> **WORK TO DO**
Quote, word for word, only the lines running from the line with "Give me a plain-text" through the end of the listing. Leave out the pictures.
--- Start THE RECORDS ---
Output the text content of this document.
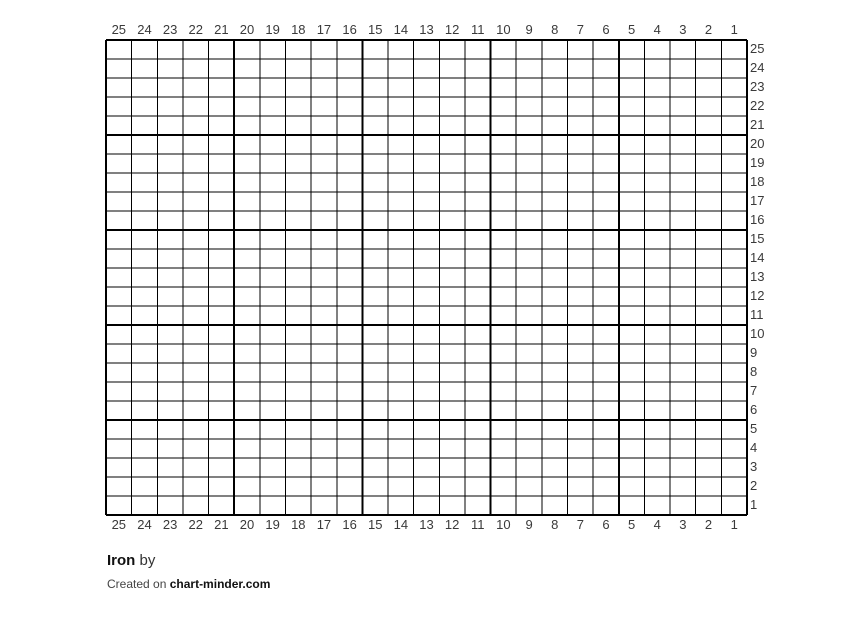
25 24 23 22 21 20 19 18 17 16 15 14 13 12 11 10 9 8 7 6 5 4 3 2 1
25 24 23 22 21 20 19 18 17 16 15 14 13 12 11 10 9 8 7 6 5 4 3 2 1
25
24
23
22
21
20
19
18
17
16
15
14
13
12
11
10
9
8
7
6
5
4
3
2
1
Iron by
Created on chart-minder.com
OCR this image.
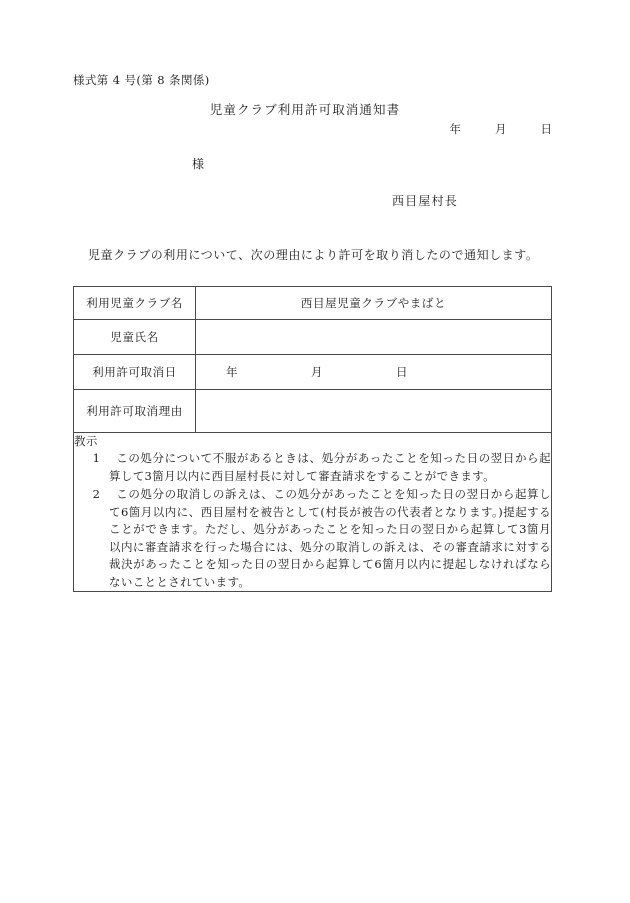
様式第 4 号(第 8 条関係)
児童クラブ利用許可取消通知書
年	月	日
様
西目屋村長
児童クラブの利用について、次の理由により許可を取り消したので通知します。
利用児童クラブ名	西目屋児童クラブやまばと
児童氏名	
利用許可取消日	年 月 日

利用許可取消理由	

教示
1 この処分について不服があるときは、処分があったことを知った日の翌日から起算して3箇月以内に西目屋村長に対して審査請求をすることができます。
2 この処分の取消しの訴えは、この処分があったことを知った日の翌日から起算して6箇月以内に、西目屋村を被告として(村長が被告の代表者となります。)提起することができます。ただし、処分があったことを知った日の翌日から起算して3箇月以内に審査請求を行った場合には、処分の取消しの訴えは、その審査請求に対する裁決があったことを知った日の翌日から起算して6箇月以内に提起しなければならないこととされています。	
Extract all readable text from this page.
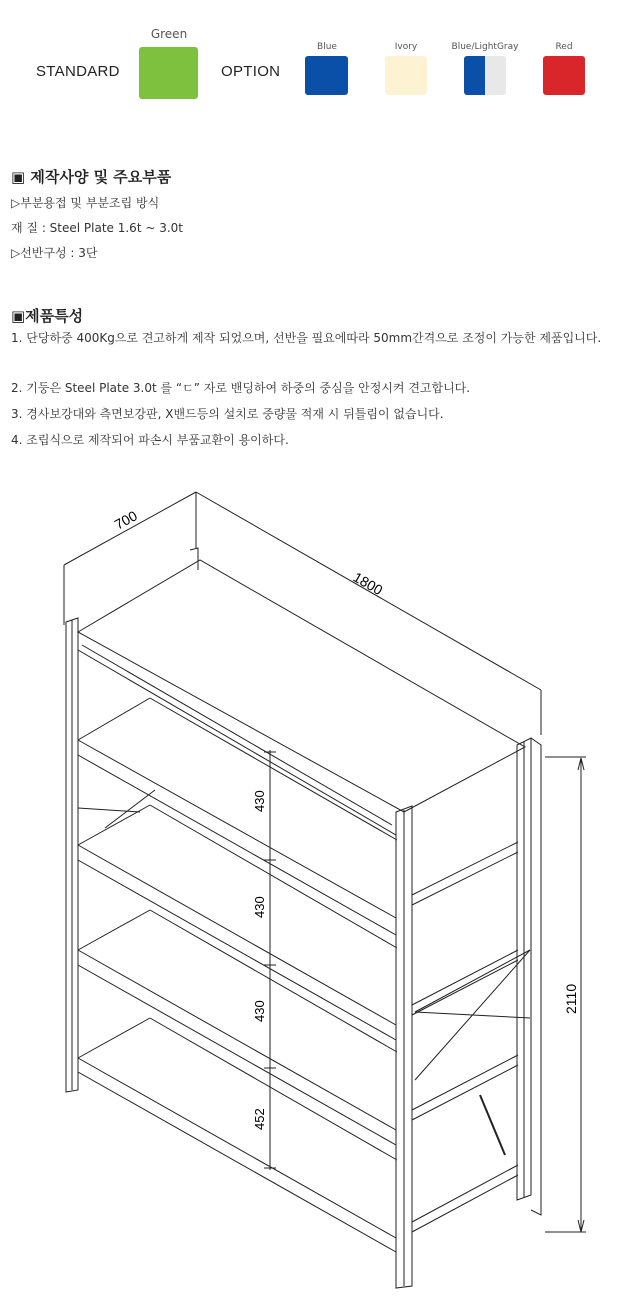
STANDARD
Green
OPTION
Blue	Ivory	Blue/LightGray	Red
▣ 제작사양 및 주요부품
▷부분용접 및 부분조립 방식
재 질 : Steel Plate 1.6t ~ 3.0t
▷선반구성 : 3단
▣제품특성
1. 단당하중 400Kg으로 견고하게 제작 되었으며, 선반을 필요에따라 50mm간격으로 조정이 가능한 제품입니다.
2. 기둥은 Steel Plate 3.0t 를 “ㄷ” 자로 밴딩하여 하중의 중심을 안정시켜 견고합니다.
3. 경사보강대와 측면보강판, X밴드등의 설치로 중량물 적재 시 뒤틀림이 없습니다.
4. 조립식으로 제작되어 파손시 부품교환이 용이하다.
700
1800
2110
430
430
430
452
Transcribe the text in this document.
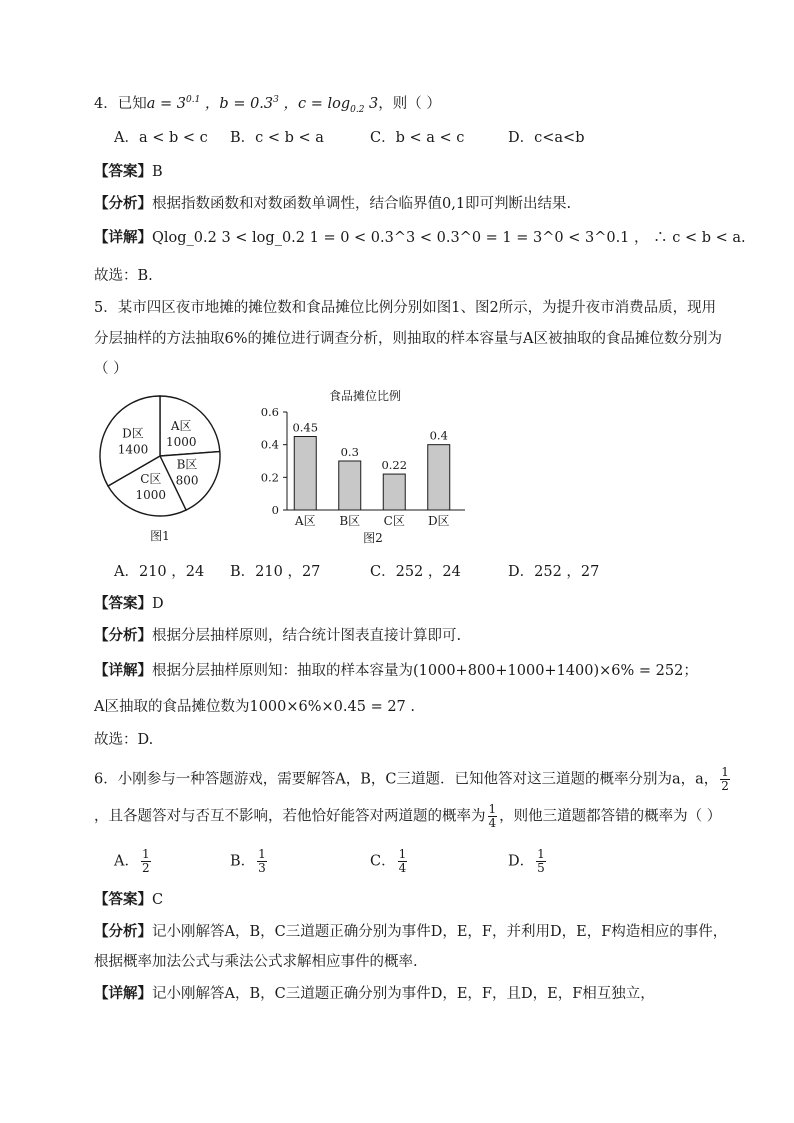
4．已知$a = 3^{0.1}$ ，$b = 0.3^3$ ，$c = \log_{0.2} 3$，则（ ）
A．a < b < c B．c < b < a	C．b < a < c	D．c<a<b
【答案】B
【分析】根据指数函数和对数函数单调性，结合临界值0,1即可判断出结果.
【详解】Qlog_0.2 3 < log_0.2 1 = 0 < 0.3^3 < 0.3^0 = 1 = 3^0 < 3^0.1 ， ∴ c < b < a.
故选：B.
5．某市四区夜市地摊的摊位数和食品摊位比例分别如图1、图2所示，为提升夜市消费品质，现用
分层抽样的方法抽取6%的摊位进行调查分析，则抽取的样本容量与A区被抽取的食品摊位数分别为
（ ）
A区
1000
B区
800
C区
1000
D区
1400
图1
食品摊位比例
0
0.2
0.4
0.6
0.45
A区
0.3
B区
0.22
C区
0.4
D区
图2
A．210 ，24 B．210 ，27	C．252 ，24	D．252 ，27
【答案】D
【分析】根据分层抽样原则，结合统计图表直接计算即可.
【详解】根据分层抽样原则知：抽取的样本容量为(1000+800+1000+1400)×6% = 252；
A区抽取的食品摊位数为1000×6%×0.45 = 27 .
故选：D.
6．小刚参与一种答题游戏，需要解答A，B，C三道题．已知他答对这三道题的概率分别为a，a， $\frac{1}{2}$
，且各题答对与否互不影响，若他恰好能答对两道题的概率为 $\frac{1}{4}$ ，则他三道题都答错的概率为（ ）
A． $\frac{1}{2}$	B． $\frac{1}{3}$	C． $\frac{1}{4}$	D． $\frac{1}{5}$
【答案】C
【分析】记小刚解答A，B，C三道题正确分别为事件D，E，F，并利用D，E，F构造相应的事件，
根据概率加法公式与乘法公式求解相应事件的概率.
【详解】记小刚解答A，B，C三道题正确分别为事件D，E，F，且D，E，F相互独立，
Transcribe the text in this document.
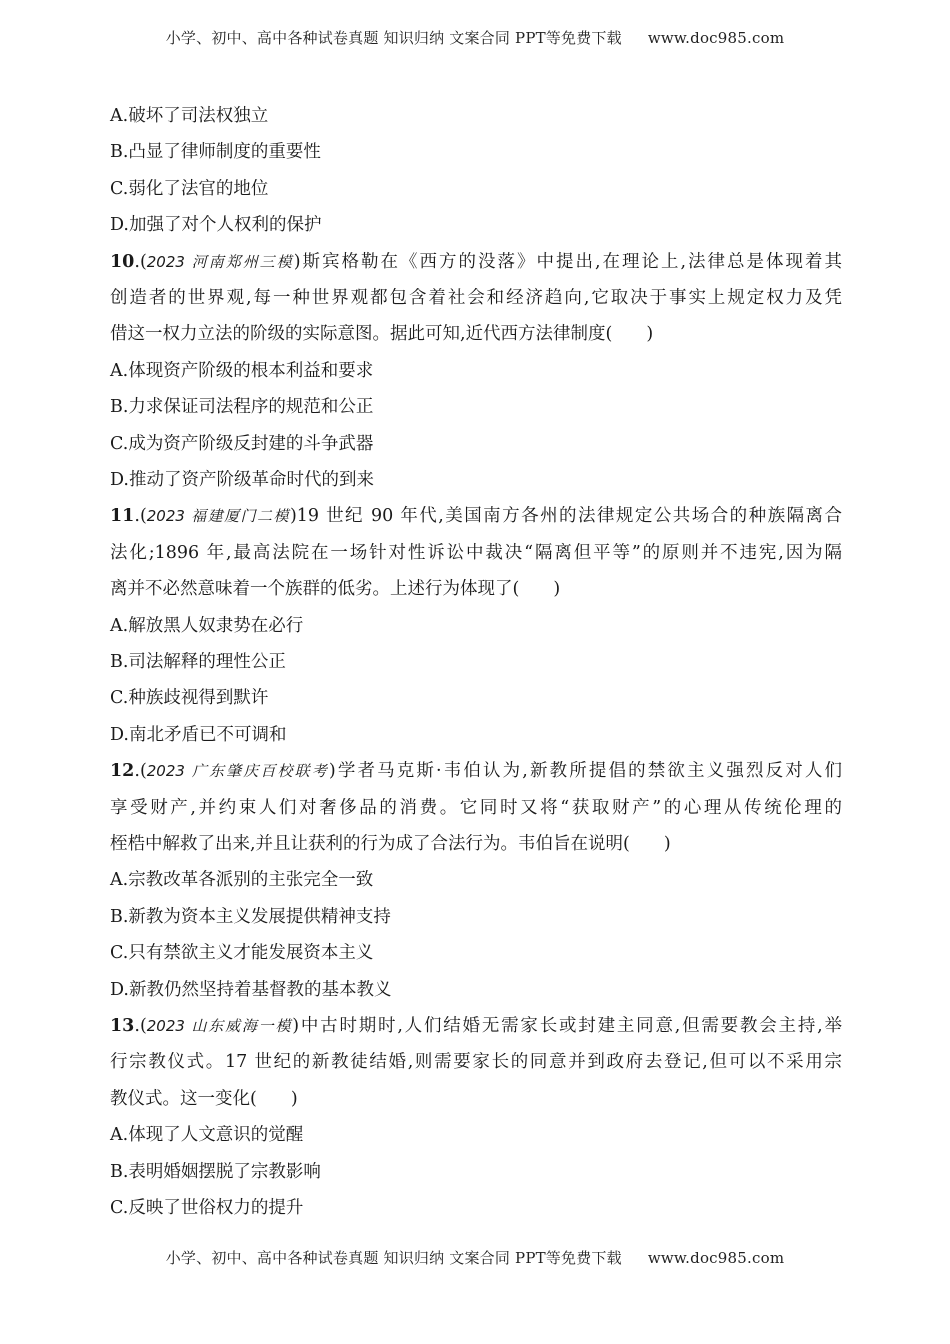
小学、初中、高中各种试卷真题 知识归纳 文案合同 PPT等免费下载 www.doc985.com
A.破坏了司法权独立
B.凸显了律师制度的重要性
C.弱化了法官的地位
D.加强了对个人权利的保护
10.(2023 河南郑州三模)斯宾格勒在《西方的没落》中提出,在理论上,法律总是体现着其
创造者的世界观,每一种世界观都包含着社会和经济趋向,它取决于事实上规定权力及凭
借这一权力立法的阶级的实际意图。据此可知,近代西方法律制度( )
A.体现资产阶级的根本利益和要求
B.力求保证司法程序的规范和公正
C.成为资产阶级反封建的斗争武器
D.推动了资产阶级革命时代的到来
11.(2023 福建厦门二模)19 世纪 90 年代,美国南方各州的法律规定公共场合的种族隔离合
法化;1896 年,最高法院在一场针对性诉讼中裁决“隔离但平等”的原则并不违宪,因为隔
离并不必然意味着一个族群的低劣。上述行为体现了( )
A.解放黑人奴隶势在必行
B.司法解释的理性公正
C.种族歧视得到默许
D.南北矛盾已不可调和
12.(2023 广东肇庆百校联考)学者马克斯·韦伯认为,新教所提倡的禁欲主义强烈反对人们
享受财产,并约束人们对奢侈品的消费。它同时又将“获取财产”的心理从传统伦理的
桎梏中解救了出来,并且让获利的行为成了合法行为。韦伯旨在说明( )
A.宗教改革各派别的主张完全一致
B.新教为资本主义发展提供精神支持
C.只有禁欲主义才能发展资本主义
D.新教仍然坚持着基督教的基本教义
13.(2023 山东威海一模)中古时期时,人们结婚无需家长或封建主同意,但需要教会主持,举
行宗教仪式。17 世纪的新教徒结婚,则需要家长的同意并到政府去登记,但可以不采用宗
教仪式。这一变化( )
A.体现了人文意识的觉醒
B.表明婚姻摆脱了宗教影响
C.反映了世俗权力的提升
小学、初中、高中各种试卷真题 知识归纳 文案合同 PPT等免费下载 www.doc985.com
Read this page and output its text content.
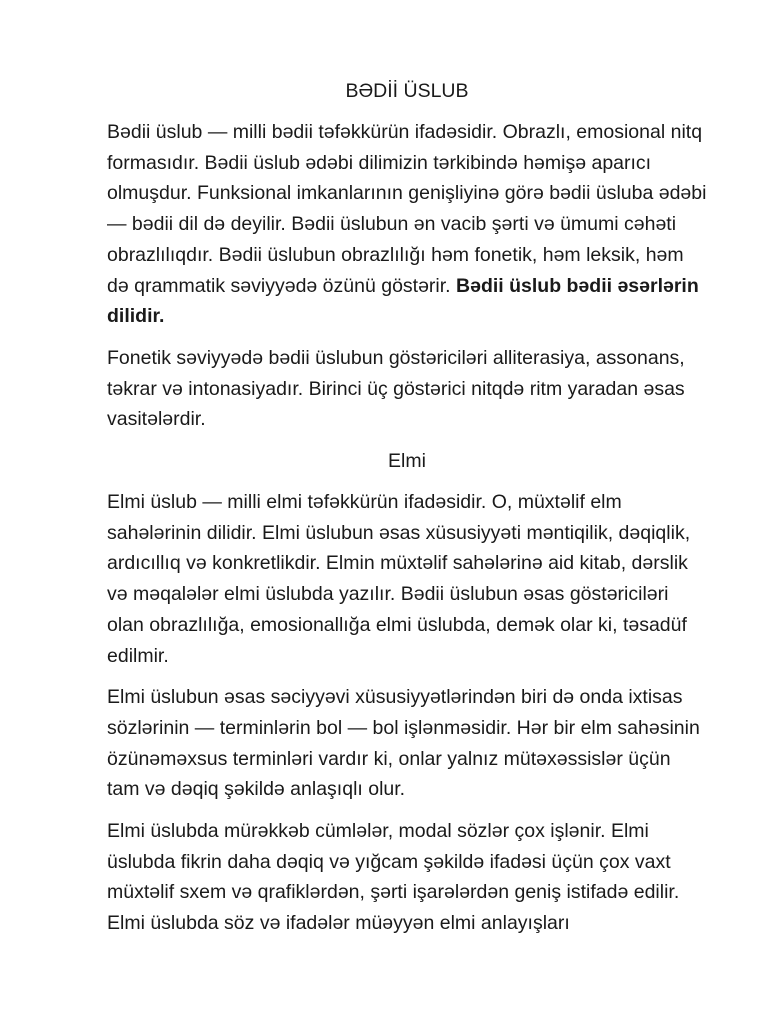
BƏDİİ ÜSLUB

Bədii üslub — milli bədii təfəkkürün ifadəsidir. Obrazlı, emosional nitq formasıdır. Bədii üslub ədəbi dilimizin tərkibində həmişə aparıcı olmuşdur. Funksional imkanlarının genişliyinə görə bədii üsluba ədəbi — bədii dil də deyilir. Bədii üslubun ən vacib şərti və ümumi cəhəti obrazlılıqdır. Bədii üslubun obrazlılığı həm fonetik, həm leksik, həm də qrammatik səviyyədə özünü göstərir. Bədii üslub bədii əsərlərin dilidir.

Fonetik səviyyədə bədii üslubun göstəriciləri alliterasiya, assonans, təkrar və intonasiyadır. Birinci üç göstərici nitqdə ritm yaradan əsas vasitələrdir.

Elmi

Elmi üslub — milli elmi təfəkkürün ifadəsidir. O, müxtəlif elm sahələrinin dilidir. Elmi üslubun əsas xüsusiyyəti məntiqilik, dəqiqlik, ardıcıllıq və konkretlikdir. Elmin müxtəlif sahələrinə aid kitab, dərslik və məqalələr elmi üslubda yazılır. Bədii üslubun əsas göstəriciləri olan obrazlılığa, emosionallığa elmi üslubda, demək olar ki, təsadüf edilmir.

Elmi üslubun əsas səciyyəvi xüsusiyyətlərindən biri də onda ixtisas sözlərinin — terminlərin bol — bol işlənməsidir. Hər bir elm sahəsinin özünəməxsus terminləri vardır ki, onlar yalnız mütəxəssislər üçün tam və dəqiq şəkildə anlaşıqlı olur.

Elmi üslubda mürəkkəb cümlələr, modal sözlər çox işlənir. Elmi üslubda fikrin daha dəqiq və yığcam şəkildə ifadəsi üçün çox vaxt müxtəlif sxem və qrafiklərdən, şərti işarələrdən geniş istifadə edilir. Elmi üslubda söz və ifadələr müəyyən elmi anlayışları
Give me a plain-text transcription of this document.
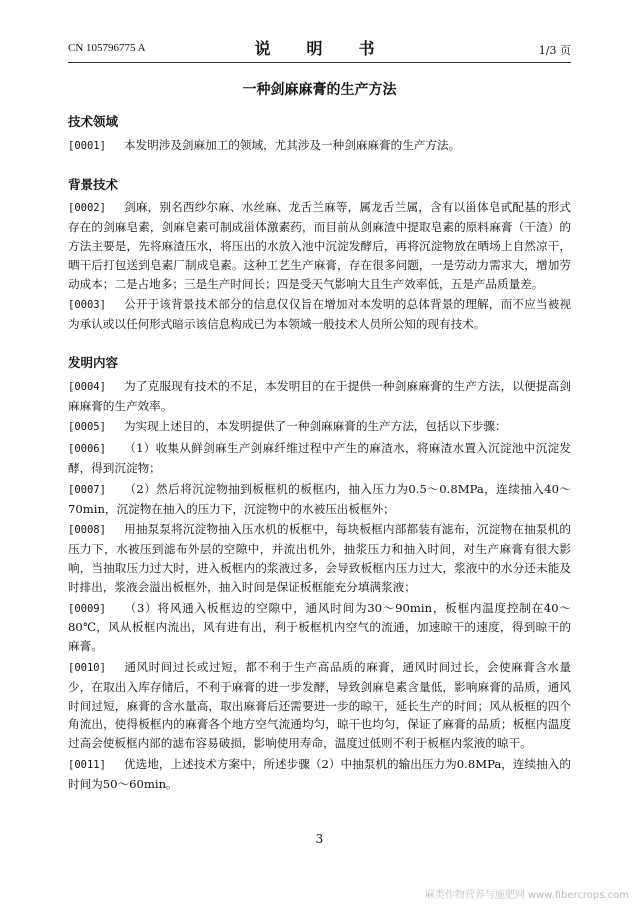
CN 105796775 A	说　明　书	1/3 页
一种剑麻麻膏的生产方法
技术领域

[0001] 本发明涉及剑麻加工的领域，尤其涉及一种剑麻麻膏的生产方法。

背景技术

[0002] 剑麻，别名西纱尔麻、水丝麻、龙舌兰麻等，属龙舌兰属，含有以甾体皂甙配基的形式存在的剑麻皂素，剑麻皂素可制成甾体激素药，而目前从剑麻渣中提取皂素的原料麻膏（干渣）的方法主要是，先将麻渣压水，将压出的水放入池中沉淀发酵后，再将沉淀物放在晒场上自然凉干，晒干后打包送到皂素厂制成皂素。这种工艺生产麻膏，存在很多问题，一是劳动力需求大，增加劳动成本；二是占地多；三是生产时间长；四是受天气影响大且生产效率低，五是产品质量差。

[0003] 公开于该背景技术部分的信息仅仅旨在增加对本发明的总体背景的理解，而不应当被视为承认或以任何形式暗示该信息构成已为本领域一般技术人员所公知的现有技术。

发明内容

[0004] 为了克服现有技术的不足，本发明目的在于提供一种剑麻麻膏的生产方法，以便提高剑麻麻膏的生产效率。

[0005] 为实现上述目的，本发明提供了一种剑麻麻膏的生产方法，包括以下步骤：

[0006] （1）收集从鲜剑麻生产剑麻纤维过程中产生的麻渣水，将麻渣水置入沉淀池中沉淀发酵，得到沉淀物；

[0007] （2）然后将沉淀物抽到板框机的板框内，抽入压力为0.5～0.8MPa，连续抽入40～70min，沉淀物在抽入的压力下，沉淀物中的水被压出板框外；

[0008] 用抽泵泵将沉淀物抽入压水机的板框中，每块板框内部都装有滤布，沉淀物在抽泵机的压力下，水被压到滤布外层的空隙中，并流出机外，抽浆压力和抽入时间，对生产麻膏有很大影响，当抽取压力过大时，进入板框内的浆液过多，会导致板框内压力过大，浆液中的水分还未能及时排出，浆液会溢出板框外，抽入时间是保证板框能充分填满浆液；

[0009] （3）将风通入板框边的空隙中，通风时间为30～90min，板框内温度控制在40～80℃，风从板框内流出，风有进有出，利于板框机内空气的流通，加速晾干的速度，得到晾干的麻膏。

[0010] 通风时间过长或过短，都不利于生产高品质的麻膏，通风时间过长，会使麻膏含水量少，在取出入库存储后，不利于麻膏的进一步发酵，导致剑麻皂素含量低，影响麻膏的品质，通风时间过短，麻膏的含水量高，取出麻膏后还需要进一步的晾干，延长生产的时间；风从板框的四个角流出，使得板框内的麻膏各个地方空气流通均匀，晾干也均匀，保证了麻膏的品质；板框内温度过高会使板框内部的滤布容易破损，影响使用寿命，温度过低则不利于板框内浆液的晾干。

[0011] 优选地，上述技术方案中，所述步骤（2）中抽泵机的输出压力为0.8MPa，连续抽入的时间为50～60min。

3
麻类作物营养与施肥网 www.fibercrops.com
--- End THE RECORDS ---
> **RESULT FOR THIS TASK**
Give me a plain-text transcription of this document.
CN 105796775 A	说　明　书	1/3 页
一种剑麻麻膏的生产方法
技术领域

[0001] 本发明涉及剑麻加工的领域，尤其涉及一种剑麻麻膏的生产方法。

背景技术

[0002] 剑麻，别名西纱尔麻、水丝麻、龙舌兰麻等，属龙舌兰属，含有以甾体皂甙配基的形式存在的剑麻皂素，剑麻皂素可制成甾体激素药，而目前从剑麻渣中提取皂素的原料麻膏（干渣）的方法主要是，先将麻渣压水，将压出的水放入池中沉淀发酵后，再将沉淀物放在晒场上自然凉干，晒干后打包送到皂素厂制成皂素。这种工艺生产麻膏，存在很多问题，一是劳动力需求大，增加劳动成本；二是占地多；三是生产时间长；四是受天气影响大且生产效率低，五是产品质量差。

[0003] 公开于该背景技术部分的信息仅仅旨在增加对本发明的总体背景的理解，而不应当被视为承认或以任何形式暗示该信息构成已为本领域一般技术人员所公知的现有技术。

发明内容

[0004] 为了克服现有技术的不足，本发明目的在于提供一种剑麻麻膏的生产方法，以便提高剑麻麻膏的生产效率。

[0005] 为实现上述目的，本发明提供了一种剑麻麻膏的生产方法，包括以下步骤：

[0006] （1）收集从鲜剑麻生产剑麻纤维过程中产生的麻渣水，将麻渣水置入沉淀池中沉淀发酵，得到沉淀物；

[0007] （2）然后将沉淀物抽到板框机的板框内，抽入压力为0.5～0.8MPa，连续抽入40～70min，沉淀物在抽入的压力下，沉淀物中的水被压出板框外；

[0008] 用抽泵泵将沉淀物抽入压水机的板框中，每块板框内部都装有滤布，沉淀物在抽泵机的压力下，水被压到滤布外层的空隙中，并流出机外，抽浆压力和抽入时间，对生产麻膏有很大影响，当抽取压力过大时，进入板框内的浆液过多，会导致板框内压力过大，浆液中的水分还未能及时排出，浆液会溢出板框外，抽入时间是保证板框能充分填满浆液；

[0009] （3）将风通入板框边的空隙中，通风时间为30～90min，板框内温度控制在40～80℃，风从板框内流出，风有进有出，利于板框机内空气的流通，加速晾干的速度，得到晾干的麻膏。

[0010] 通风时间过长或过短，都不利于生产高品质的麻膏，通风时间过长，会使麻膏含水量少，在取出入库存储后，不利于麻膏的进一步发酵，导致剑麻皂素含量低，影响麻膏的品质，通风时间过短，麻膏的含水量高，取出麻膏后还需要进一步的晾干，延长生产的时间；风从板框的四个角流出，使得板框内的麻膏各个地方空气流通均匀，晾干也均匀，保证了麻膏的品质；板框内温度过高会使板框内部的滤布容易破损，影响使用寿命，温度过低则不利于板框内浆液的晾干。

[0011] 优选地，上述技术方案中，所述步骤（2）中抽泵机的输出压力为0.8MPa，连续抽入的时间为50～60min。

3
麻类作物营养与施肥网 www.fibercrops.com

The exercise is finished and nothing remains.